## DATASET ENTRIES
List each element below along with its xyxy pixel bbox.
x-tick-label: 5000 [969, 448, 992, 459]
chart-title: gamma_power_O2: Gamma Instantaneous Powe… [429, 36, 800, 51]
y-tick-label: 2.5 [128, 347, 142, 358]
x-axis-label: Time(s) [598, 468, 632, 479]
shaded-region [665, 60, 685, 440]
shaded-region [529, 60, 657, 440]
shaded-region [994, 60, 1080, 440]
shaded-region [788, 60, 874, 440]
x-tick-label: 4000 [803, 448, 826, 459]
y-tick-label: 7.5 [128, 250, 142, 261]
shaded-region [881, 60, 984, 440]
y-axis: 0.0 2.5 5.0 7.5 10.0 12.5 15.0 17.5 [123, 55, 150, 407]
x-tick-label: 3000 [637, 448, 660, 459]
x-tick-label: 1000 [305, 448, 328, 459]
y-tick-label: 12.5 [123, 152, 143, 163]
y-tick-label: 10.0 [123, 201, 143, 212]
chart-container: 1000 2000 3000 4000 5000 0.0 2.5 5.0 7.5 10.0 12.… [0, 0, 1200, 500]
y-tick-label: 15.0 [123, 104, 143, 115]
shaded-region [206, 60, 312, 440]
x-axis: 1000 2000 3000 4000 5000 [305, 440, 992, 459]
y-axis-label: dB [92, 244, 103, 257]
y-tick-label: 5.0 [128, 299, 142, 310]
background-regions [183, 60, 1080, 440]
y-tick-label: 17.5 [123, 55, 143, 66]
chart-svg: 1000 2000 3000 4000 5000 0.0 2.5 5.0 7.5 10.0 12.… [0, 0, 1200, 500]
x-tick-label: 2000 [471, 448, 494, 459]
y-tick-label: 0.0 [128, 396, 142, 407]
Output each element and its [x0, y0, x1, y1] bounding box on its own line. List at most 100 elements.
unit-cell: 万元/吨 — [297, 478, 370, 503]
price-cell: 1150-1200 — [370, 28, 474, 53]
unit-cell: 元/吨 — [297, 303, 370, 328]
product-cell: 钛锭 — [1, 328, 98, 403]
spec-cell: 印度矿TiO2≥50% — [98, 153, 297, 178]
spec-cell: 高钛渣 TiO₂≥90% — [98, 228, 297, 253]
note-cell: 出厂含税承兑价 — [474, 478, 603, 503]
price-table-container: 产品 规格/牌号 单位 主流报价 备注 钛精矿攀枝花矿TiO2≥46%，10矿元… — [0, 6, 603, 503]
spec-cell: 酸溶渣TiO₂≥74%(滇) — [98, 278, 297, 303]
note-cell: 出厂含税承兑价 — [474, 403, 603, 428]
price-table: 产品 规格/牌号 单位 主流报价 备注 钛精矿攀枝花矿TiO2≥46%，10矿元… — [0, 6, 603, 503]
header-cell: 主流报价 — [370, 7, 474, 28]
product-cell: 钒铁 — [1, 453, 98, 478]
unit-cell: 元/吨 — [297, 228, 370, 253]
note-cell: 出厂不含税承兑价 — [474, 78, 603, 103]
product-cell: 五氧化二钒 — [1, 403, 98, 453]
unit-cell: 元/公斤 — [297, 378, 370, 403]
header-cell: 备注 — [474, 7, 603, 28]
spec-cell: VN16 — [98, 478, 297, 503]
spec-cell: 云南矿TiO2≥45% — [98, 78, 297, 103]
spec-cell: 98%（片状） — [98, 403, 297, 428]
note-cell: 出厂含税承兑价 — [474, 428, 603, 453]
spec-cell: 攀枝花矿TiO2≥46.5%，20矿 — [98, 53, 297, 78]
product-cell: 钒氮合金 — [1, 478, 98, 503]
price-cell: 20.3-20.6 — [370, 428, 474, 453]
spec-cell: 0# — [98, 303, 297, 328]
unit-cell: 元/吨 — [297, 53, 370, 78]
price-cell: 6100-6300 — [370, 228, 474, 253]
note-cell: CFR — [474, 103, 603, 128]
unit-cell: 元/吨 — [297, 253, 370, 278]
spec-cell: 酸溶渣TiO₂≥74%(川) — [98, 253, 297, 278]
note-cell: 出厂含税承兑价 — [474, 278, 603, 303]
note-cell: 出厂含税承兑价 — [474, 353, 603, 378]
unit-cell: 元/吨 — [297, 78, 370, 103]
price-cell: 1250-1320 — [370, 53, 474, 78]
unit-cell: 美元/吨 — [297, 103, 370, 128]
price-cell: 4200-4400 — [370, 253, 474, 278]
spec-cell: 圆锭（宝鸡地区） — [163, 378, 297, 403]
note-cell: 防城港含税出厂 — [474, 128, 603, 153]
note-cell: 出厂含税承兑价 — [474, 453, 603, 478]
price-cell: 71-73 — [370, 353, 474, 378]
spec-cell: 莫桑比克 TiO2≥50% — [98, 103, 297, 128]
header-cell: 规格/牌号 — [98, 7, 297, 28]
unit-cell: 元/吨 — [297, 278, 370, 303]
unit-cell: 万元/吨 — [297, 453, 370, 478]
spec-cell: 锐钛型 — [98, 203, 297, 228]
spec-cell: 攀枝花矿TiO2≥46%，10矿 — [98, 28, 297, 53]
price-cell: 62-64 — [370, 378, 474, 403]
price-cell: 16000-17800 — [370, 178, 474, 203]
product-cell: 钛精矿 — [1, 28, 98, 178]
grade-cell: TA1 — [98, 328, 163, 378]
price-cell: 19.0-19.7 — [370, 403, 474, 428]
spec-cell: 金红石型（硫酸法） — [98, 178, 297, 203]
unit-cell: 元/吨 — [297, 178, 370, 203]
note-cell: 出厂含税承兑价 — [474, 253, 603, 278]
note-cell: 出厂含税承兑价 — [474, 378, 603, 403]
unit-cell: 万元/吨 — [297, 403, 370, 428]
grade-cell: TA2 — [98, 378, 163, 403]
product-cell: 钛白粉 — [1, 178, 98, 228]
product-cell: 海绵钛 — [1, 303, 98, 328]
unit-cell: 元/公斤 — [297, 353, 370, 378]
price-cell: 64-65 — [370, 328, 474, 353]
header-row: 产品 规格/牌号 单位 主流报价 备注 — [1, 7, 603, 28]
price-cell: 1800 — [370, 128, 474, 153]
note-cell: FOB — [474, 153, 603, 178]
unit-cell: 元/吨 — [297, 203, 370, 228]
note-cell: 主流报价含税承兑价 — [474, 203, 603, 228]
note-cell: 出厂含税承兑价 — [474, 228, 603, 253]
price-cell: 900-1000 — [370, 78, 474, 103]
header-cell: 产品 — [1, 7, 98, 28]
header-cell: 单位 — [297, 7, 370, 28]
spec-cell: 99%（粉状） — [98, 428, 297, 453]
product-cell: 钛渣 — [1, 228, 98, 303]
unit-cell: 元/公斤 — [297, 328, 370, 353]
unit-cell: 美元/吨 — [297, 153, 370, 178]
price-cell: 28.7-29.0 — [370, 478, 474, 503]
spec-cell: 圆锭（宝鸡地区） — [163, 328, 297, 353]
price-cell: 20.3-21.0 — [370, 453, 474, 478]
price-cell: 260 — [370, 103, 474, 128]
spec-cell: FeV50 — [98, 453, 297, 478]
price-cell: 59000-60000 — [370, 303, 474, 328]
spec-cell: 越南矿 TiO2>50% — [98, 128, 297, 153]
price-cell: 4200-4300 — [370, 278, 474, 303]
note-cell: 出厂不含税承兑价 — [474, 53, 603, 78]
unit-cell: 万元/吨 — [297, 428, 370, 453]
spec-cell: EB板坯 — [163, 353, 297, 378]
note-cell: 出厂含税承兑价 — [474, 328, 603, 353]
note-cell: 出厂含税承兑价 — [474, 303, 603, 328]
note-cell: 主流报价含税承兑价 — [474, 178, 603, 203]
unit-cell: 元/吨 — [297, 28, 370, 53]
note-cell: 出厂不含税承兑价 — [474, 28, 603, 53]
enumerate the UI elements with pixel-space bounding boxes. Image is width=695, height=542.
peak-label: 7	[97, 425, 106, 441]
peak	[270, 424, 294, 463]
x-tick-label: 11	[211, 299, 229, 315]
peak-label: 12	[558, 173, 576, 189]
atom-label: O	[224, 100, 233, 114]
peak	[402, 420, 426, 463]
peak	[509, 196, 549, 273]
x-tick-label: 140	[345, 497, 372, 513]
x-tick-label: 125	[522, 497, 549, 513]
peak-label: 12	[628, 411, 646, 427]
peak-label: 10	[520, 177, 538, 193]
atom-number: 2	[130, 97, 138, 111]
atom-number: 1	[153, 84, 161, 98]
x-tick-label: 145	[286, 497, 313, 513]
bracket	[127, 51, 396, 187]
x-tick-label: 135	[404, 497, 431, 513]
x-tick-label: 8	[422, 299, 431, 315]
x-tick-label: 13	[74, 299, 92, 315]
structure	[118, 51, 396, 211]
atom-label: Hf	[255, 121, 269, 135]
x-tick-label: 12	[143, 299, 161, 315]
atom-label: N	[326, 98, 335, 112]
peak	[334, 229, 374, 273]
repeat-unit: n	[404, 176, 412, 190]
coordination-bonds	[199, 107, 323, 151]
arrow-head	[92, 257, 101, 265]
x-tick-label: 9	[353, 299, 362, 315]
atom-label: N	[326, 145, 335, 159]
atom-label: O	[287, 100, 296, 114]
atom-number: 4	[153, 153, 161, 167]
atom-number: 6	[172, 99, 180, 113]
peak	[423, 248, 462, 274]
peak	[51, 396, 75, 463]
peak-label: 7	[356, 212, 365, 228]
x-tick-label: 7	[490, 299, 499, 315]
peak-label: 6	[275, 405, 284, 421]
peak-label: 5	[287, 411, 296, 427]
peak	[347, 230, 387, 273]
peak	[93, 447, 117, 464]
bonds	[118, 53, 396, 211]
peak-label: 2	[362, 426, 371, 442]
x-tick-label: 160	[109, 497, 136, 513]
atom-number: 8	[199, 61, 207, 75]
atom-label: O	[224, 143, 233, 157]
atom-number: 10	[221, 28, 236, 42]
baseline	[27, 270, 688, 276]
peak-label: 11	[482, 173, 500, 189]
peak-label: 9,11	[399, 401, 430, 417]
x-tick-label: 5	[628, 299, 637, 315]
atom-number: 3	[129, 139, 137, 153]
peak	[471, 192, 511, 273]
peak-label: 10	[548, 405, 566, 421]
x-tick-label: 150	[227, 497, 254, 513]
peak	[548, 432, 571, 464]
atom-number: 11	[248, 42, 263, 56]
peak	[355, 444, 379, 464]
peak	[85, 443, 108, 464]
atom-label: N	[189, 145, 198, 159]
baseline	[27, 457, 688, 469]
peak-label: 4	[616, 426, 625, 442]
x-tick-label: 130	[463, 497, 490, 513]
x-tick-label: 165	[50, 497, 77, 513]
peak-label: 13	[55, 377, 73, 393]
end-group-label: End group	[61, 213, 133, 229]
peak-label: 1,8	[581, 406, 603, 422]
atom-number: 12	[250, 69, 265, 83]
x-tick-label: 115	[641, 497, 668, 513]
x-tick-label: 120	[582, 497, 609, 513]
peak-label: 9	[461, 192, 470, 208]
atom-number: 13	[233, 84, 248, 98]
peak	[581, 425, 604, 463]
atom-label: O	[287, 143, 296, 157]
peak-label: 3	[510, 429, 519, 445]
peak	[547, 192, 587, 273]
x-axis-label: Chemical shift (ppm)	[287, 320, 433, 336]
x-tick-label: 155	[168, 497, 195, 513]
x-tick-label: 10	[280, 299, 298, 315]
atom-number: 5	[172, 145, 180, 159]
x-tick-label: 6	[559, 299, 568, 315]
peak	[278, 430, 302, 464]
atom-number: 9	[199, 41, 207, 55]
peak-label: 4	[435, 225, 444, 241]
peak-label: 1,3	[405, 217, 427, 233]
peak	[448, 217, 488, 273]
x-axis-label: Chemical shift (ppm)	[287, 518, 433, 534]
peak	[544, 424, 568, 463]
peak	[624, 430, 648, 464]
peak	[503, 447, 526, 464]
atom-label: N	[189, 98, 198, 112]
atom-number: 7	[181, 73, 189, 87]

## DIRECTIONS
Retype the material exactly, from its first line up to and including the line containing "shaded-region [881, 60, 984, 440]".

## CORRECT ANSWER
List each element below along with its xyxy pixel bbox.
x-tick-label: 5000 [969, 448, 992, 459]
chart-title: gamma_power_O2: Gamma Instantaneous Powe… [429, 36, 800, 51]
y-tick-label: 2.5 [128, 347, 142, 358]
x-axis-label: Time(s) [598, 468, 632, 479]
shaded-region [665, 60, 685, 440]
shaded-region [529, 60, 657, 440]
shaded-region [994, 60, 1080, 440]
shaded-region [788, 60, 874, 440]
x-tick-label: 4000 [803, 448, 826, 459]
y-tick-label: 7.5 [128, 250, 142, 261]
shaded-region [881, 60, 984, 440]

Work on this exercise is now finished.